** begin **
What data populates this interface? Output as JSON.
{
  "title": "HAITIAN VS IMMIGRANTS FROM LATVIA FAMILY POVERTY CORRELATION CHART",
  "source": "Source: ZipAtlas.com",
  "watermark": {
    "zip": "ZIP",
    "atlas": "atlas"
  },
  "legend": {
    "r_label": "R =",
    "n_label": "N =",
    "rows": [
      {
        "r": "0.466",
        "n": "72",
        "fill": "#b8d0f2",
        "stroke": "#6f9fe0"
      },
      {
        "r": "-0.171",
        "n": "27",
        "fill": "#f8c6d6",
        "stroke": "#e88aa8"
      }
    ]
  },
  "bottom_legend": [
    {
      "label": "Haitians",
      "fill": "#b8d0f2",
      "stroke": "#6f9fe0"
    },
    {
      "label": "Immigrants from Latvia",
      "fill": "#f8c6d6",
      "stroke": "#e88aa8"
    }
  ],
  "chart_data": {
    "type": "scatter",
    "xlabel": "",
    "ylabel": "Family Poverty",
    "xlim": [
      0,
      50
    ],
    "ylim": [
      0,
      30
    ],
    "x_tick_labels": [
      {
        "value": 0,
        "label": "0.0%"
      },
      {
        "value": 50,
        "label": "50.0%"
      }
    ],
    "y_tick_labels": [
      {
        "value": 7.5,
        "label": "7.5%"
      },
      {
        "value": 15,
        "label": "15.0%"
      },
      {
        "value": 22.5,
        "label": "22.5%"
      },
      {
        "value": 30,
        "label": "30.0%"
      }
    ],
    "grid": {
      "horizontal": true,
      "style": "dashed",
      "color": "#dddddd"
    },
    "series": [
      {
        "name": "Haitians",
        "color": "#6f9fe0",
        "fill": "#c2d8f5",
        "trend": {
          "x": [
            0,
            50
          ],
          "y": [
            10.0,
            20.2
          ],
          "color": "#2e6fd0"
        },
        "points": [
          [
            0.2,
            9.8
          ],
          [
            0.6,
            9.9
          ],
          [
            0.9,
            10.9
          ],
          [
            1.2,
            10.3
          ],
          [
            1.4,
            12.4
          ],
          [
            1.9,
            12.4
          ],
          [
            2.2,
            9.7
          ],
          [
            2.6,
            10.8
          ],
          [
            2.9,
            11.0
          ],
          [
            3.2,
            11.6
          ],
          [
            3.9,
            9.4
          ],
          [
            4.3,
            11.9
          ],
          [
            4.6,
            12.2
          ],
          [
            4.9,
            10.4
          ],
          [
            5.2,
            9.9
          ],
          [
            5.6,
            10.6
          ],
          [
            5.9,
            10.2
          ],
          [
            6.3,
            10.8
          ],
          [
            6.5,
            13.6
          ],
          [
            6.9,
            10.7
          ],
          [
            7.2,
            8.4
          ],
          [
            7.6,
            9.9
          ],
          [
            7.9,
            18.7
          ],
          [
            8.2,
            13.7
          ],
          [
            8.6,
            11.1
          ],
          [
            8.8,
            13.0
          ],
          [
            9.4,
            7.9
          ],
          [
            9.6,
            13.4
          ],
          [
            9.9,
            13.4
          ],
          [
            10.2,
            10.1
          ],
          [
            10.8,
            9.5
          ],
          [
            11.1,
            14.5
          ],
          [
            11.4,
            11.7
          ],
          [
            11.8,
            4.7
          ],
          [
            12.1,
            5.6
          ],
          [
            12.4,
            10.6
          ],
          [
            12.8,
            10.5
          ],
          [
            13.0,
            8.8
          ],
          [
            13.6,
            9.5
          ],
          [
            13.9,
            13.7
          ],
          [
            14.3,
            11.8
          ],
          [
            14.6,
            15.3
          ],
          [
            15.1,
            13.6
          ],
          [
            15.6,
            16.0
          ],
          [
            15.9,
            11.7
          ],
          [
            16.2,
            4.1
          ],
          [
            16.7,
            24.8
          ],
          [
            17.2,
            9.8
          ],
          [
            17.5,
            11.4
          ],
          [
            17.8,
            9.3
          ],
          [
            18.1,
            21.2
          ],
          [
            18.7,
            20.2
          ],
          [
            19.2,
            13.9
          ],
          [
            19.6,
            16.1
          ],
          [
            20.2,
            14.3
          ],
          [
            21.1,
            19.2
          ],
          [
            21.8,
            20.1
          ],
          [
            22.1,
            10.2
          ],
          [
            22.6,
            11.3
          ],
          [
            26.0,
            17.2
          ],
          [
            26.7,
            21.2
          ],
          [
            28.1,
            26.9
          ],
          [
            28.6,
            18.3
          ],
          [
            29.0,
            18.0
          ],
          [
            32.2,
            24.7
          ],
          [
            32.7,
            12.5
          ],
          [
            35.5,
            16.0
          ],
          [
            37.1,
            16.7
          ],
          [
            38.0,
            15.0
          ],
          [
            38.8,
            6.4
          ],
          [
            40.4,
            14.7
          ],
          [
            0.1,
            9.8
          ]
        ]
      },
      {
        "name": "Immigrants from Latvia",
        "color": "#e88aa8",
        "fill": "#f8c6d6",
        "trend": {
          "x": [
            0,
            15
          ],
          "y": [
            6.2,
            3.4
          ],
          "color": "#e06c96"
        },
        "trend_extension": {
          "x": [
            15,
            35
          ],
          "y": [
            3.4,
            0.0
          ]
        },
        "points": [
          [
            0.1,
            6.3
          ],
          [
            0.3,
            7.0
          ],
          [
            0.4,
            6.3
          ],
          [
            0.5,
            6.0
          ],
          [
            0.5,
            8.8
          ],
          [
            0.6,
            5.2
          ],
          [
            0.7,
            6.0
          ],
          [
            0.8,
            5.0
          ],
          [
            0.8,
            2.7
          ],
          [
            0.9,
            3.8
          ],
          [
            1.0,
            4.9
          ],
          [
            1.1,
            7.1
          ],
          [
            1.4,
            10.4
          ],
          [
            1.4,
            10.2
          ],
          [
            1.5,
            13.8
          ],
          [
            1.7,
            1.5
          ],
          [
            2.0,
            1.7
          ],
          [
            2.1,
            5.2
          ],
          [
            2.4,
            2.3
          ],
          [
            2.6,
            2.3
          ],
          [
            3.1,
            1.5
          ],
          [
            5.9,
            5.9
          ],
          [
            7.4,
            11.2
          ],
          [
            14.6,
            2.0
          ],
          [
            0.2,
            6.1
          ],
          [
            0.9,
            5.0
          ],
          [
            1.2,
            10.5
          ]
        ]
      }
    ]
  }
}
** end **
— Problem requirements —
Output the listing above word for word.

— Task response —
What data populates this interface? Output as JSON.
{
  "title": "HAITIAN VS IMMIGRANTS FROM LATVIA FAMILY POVERTY CORRELATION CHART",
  "source": "Source: ZipAtlas.com",
  "watermark": {
    "zip": "ZIP",
    "atlas": "atlas"
  },
  "legend": {
    "r_label": "R =",
    "n_label": "N =",
    "rows": [
      {
        "r": "0.466",
        "n": "72",
        "fill": "#b8d0f2",
        "stroke": "#6f9fe0"
      },
      {
        "r": "-0.171",
        "n": "27",
        "fill": "#f8c6d6",
        "stroke": "#e88aa8"
      }
    ]
  },
  "bottom_legend": [
    {
      "label": "Haitians",
      "fill": "#b8d0f2",
      "stroke": "#6f9fe0"
    },
    {
      "label": "Immigrants from Latvia",
      "fill": "#f8c6d6",
      "stroke": "#e88aa8"
    }
  ],
  "chart_data": {
    "type": "scatter",
    "xlabel": "",
    "ylabel": "Family Poverty",
    "xlim": [
      0,
      50
    ],
    "ylim": [
      0,
      30
    ],
    "x_tick_labels": [
      {
        "value": 0,
        "label": "0.0%"
      },
      {
        "value": 50,
        "label": "50.0%"
      }
    ],
    "y_tick_labels": [
      {
        "value": 7.5,
        "label": "7.5%"
      },
      {
        "value": 15,
        "label": "15.0%"
      },
      {
        "value": 22.5,
        "label": "22.5%"
      },
      {
        "value": 30,
        "label": "30.0%"
      }
    ],
    "grid": {
      "horizontal": true,
      "style": "dashed",
      "color": "#dddddd"
    },
    "series": [
      {
        "name": "Haitians",
        "color": "#6f9fe0",
        "fill": "#c2d8f5",
        "trend": {
          "x": [
            0,
            50
          ],
          "y": [
            10.0,
            20.2
          ],
          "color": "#2e6fd0"
        },
        "points": [
          [
            0.2,
            9.8
          ],
          [
            0.6,
            9.9
          ],
          [
            0.9,
            10.9
          ],
          [
            1.2,
            10.3
          ],
          [
            1.4,
            12.4
          ],
          [
            1.9,
            12.4
          ],
          [
            2.2,
            9.7
          ],
          [
            2.6,
            10.8
          ],
          [
            2.9,
            11.0
          ],
          [
            3.2,
            11.6
          ],
          [
            3.9,
            9.4
          ],
          [
            4.3,
            11.9
          ],
          [
            4.6,
            12.2
          ],
          [
            4.9,
            10.4
          ],
          [
            5.2,
            9.9
          ],
          [
            5.6,
            10.6
          ],
          [
            5.9,
            10.2
          ],
          [
            6.3,
            10.8
          ],
          [
            6.5,
            13.6
          ],
          [
            6.9,
            10.7
          ],
          [
            7.2,
            8.4
          ],
          [
            7.6,
            9.9
          ],
          [
            7.9,
            18.7
          ],
          [
            8.2,
            13.7
          ],
          [
            8.6,
            11.1
          ],
          [
            8.8,
            13.0
          ],
          [
            9.4,
            7.9
          ],
          [
            9.6,
            13.4
          ],
          [
            9.9,
            13.4
          ],
          [
            10.2,
            10.1
          ],
          [
            10.8,
            9.5
          ],
          [
            11.1,
            14.5
          ],
          [
            11.4,
            11.7
          ],
          [
            11.8,
            4.7
          ],
          [
            12.1,
            5.6
          ],
          [
            12.4,
            10.6
          ],
          [
            12.8,
            10.5
          ],
          [
            13.0,
            8.8
          ],
          [
            13.6,
            9.5
          ],
          [
            13.9,
            13.7
          ],
          [
            14.3,
            11.8
          ],
          [
            14.6,
            15.3
          ],
          [
            15.1,
            13.6
          ],
          [
            15.6,
            16.0
          ],
          [
            15.9,
            11.7
          ],
          [
            16.2,
            4.1
          ],
          [
            16.7,
            24.8
          ],
          [
            17.2,
            9.8
          ],
          [
            17.5,
            11.4
          ],
          [
            17.8,
            9.3
          ],
          [
            18.1,
            21.2
          ],
          [
            18.7,
            20.2
          ],
          [
            19.2,
            13.9
          ],
          [
            19.6,
            16.1
          ],
          [
            20.2,
            14.3
          ],
          [
            21.1,
            19.2
          ],
          [
            21.8,
            20.1
          ],
          [
            22.1,
            10.2
          ],
          [
            22.6,
            11.3
          ],
          [
            26.0,
            17.2
          ],
          [
            26.7,
            21.2
          ],
          [
            28.1,
            26.9
          ],
          [
            28.6,
            18.3
          ],
          [
            29.0,
            18.0
          ],
          [
            32.2,
            24.7
          ],
          [
            32.7,
            12.5
          ],
          [
            35.5,
            16.0
          ],
          [
            37.1,
            16.7
          ],
          [
            38.0,
            15.0
          ],
          [
            38.8,
            6.4
          ],
          [
            40.4,
            14.7
          ],
          [
            0.1,
            9.8
          ]
        ]
      },
      {
        "name": "Immigrants from Latvia",
        "color": "#e88aa8",
        "fill": "#f8c6d6",
        "trend": {
          "x": [
            0,
            15
          ],
          "y": [
            6.2,
            3.4
          ],
          "color": "#e06c96"
        },
        "trend_extension": {
          "x": [
            15,
            35
          ],
          "y": [
            3.4,
            0.0
          ]
        },
        "points": [
          [
            0.1,
            6.3
          ],
          [
            0.3,
            7.0
          ],
          [
            0.4,
            6.3
          ],
          [
            0.5,
            6.0
          ],
          [
            0.5,
            8.8
          ],
          [
            0.6,
            5.2
          ],
          [
            0.7,
            6.0
          ],
          [
            0.8,
            5.0
          ],
          [
            0.8,
            2.7
          ],
          [
            0.9,
            3.8
          ],
          [
            1.0,
            4.9
          ],
          [
            1.1,
            7.1
          ],
          [
            1.4,
            10.4
          ],
          [
            1.4,
            10.2
          ],
          [
            1.5,
            13.8
          ],
          [
            1.7,
            1.5
          ],
          [
            2.0,
            1.7
          ],
          [
            2.1,
            5.2
          ],
          [
            2.4,
            2.3
          ],
          [
            2.6,
            2.3
          ],
          [
            3.1,
            1.5
          ],
          [
            5.9,
            5.9
          ],
          [
            7.4,
            11.2
          ],
          [
            14.6,
            2.0
          ],
          [
            0.2,
            6.1
          ],
          [
            0.9,
            5.0
          ],
          [
            1.2,
            10.5
          ]
        ]
      }
    ]
  }
}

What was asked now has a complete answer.